■ **Description of the task**
Scan the material below for the string "left", and copy every line where it shows up.
## BEGIN
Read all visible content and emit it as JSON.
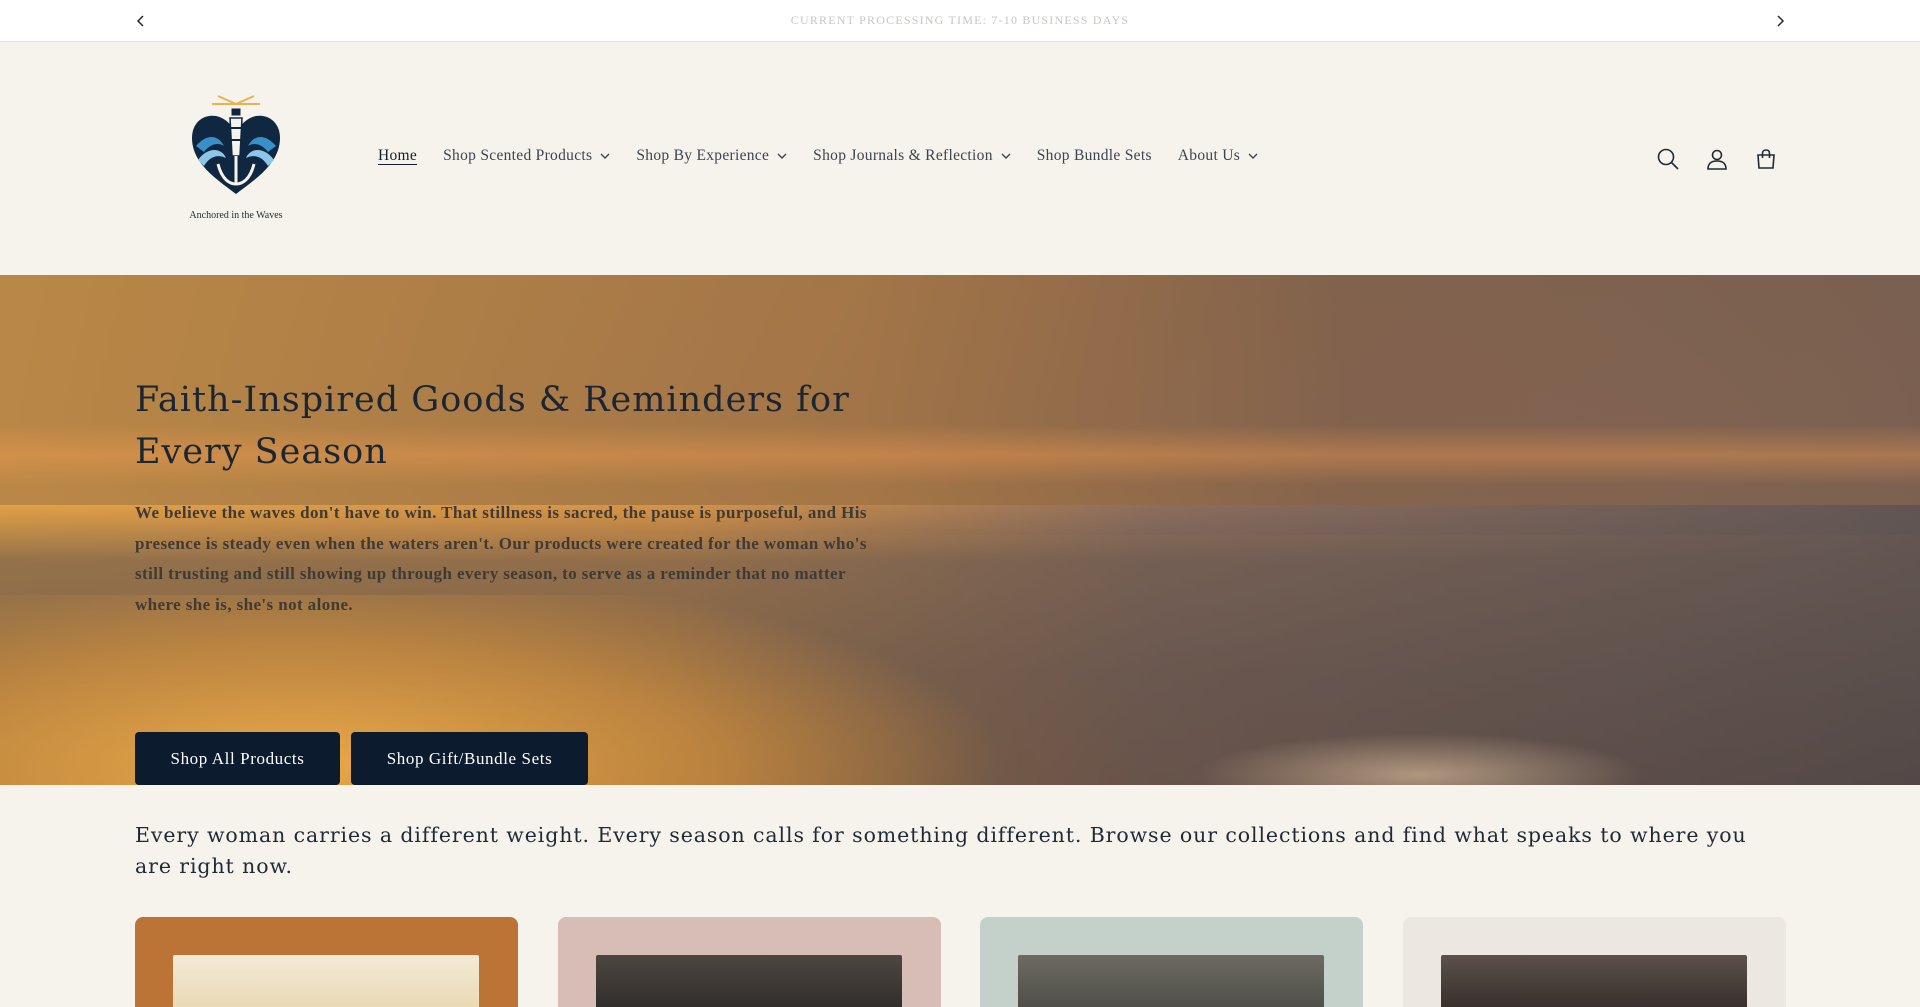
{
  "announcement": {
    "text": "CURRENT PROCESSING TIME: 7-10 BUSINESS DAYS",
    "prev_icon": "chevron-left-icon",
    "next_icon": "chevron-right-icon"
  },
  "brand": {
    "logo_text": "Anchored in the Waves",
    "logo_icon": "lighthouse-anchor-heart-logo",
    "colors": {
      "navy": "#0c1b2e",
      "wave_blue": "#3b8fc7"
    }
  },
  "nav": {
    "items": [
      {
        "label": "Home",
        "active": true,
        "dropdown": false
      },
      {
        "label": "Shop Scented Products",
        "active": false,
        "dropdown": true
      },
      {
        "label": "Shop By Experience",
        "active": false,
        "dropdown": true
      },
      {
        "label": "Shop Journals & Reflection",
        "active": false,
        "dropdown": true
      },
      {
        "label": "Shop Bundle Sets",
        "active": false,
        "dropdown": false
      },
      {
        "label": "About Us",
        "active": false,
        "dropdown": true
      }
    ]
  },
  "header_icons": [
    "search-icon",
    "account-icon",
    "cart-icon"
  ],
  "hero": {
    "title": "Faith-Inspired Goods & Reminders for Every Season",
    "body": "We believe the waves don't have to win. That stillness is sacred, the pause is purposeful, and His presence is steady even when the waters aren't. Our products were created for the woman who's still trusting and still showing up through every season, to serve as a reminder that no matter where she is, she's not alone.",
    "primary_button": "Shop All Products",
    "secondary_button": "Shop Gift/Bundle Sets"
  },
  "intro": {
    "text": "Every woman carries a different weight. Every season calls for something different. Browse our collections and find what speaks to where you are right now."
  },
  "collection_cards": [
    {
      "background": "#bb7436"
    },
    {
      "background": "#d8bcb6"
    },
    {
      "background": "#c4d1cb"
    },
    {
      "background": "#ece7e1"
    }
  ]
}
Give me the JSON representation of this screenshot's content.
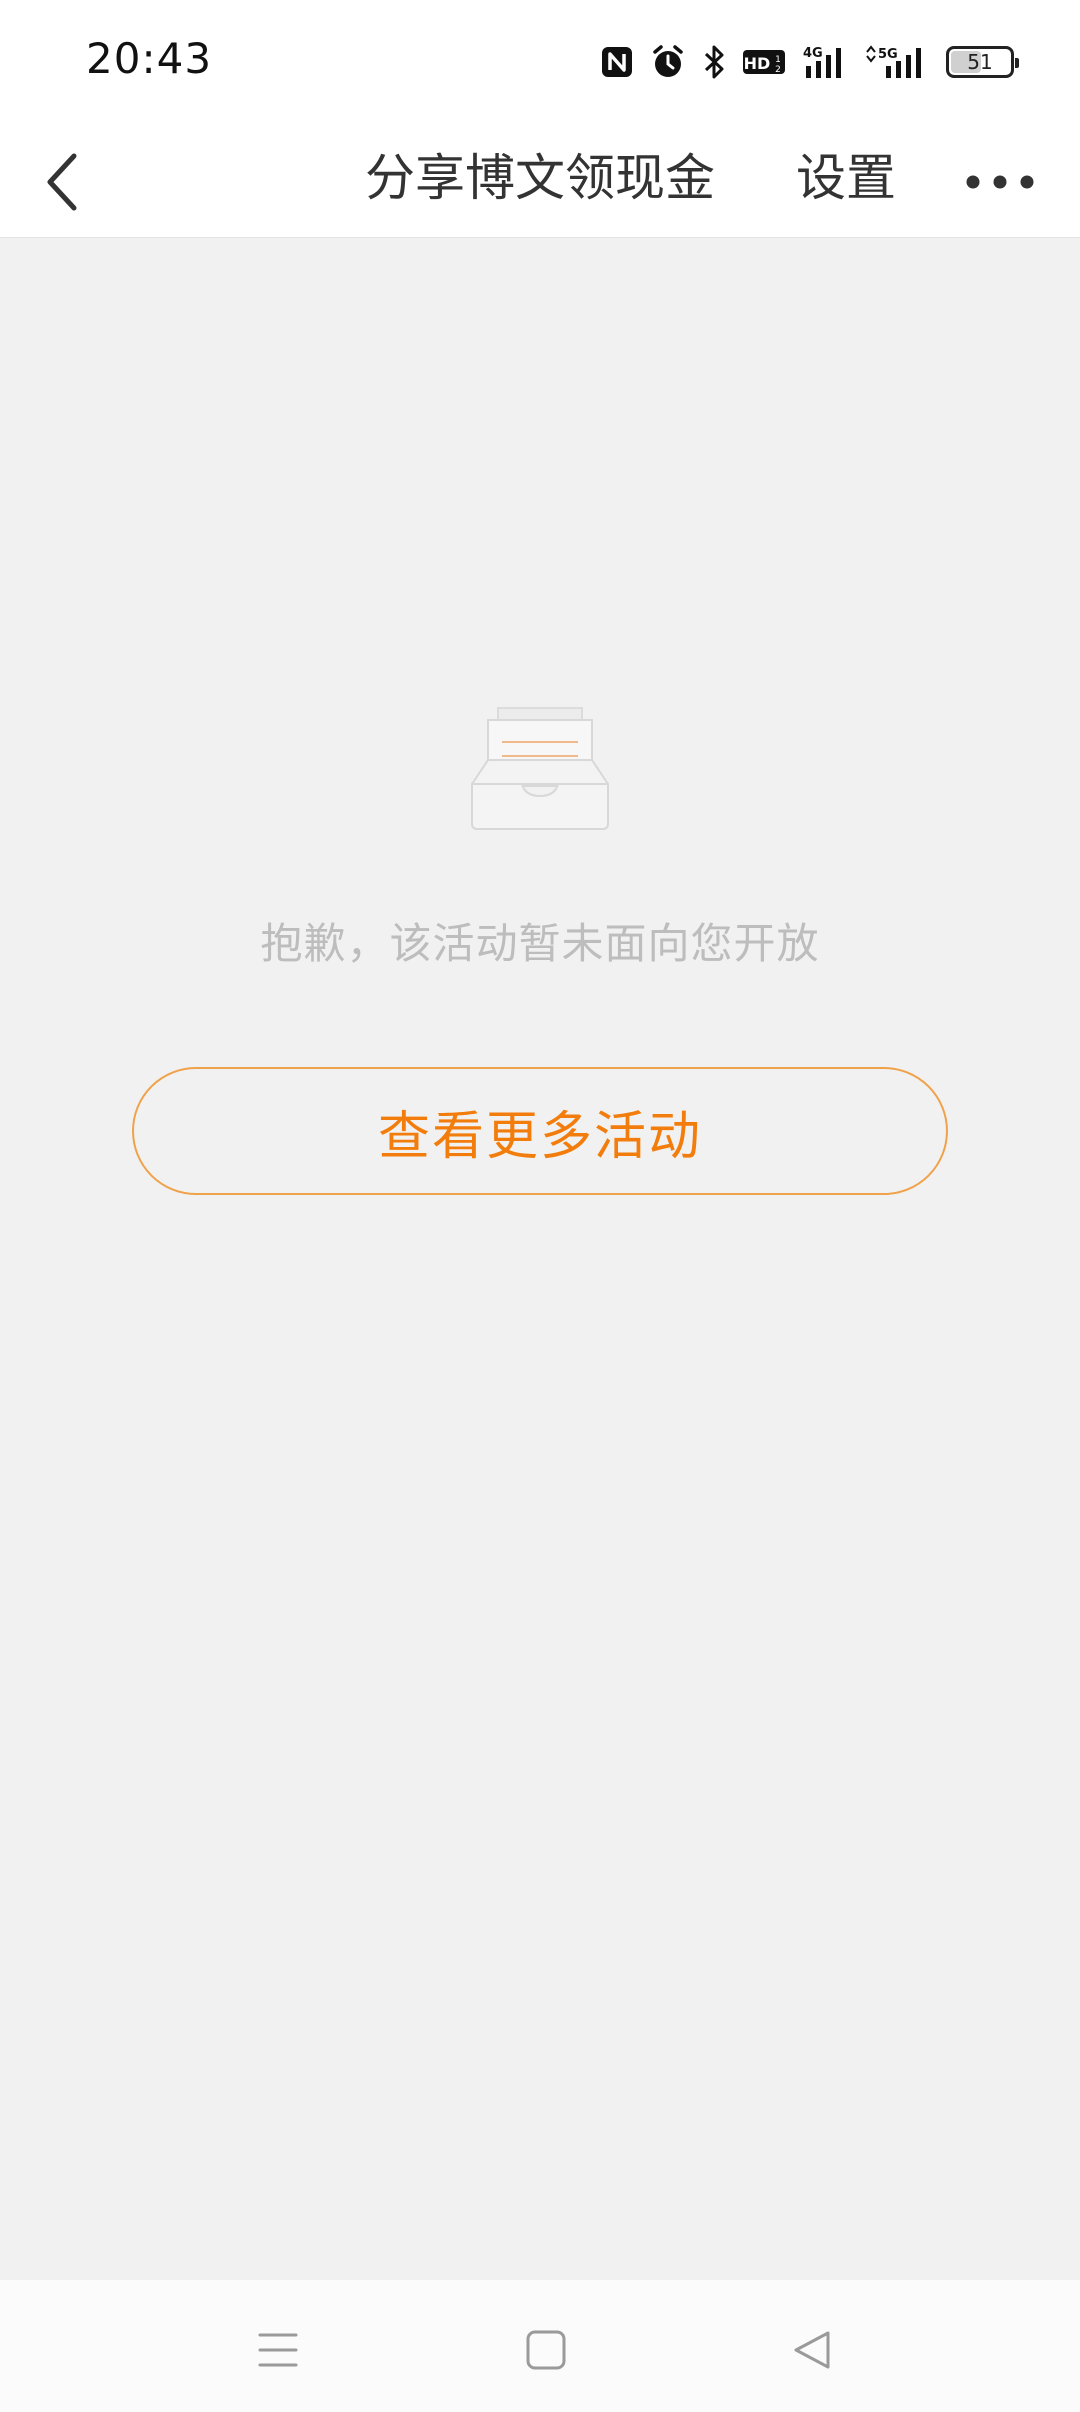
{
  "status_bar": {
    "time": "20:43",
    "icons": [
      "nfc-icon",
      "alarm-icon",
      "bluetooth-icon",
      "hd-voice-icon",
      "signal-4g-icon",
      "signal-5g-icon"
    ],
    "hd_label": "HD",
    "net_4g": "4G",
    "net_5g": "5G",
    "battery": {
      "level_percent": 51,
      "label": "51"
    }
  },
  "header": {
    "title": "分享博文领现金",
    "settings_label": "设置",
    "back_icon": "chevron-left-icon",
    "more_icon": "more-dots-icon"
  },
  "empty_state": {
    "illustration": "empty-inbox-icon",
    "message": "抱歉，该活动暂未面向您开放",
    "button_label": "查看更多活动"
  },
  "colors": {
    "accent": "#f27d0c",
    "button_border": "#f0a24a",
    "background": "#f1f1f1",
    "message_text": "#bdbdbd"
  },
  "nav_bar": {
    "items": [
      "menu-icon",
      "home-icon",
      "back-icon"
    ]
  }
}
## END
## BEGIN
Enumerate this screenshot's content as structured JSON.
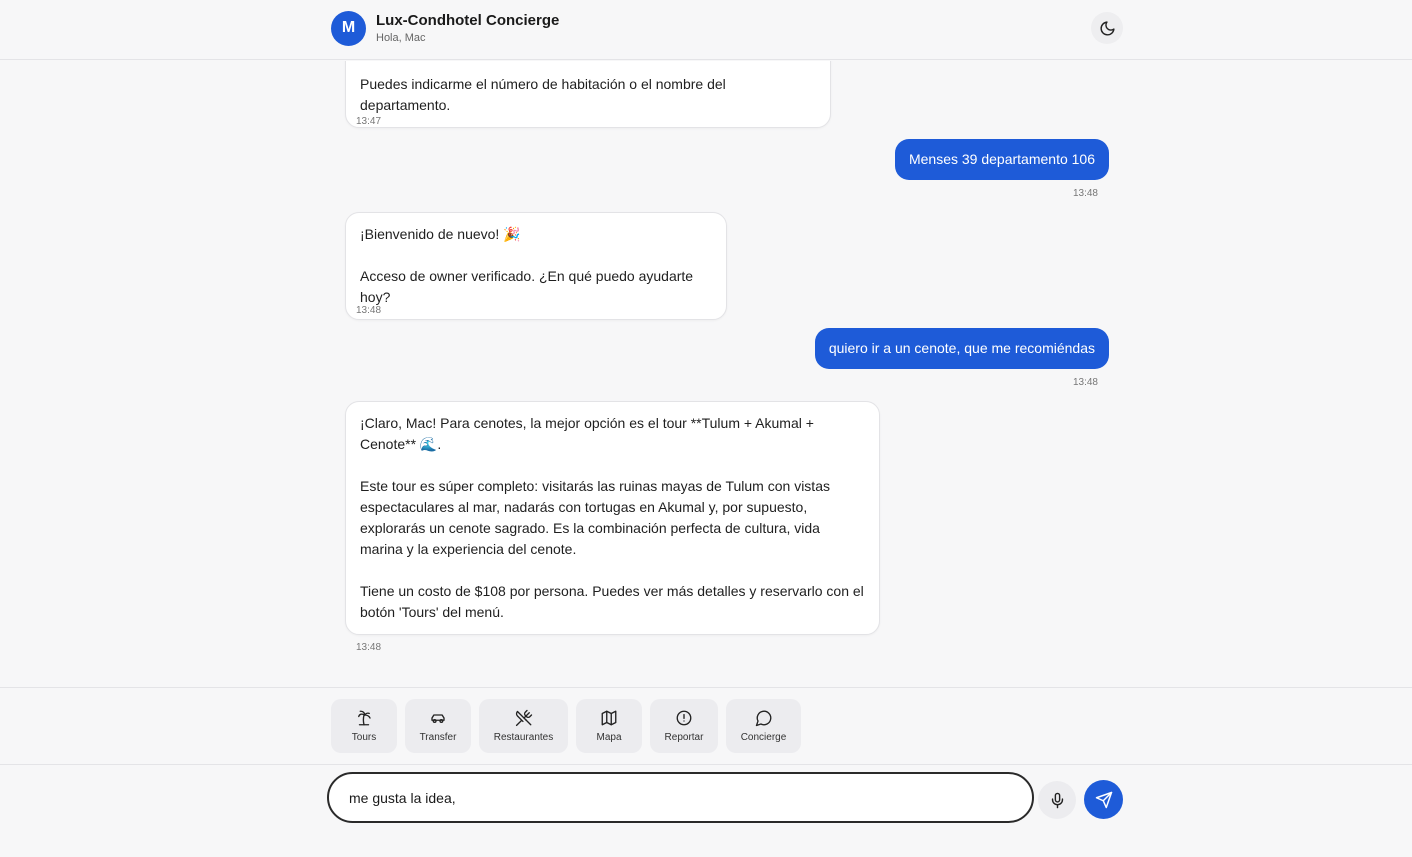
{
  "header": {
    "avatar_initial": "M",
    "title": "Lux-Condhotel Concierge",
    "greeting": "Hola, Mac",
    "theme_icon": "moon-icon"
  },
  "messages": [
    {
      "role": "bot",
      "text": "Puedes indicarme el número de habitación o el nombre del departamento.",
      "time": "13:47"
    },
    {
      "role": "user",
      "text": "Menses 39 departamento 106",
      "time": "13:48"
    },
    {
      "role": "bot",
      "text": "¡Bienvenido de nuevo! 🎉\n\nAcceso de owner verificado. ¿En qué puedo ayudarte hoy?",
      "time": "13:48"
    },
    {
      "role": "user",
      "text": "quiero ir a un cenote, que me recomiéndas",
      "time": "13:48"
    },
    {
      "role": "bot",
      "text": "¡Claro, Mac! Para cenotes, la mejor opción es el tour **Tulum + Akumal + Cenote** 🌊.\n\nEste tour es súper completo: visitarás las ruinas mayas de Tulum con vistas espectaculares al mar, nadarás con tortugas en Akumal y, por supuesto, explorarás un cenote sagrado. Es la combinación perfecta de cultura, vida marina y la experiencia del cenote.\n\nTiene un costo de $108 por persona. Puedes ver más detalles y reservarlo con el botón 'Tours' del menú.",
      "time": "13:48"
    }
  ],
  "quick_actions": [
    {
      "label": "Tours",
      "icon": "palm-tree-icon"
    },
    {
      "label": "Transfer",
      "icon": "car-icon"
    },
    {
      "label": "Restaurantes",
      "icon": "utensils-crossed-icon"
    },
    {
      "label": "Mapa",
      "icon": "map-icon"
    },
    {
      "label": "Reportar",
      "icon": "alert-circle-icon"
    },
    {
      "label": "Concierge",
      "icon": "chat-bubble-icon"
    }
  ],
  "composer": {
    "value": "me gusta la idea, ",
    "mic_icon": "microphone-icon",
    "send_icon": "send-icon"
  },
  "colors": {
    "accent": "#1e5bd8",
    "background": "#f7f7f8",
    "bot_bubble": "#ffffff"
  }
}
## END
■ **Answer in full**
    "prev_icon": "chevron-left-icon",
    "back_icon": "chevron-left-icon",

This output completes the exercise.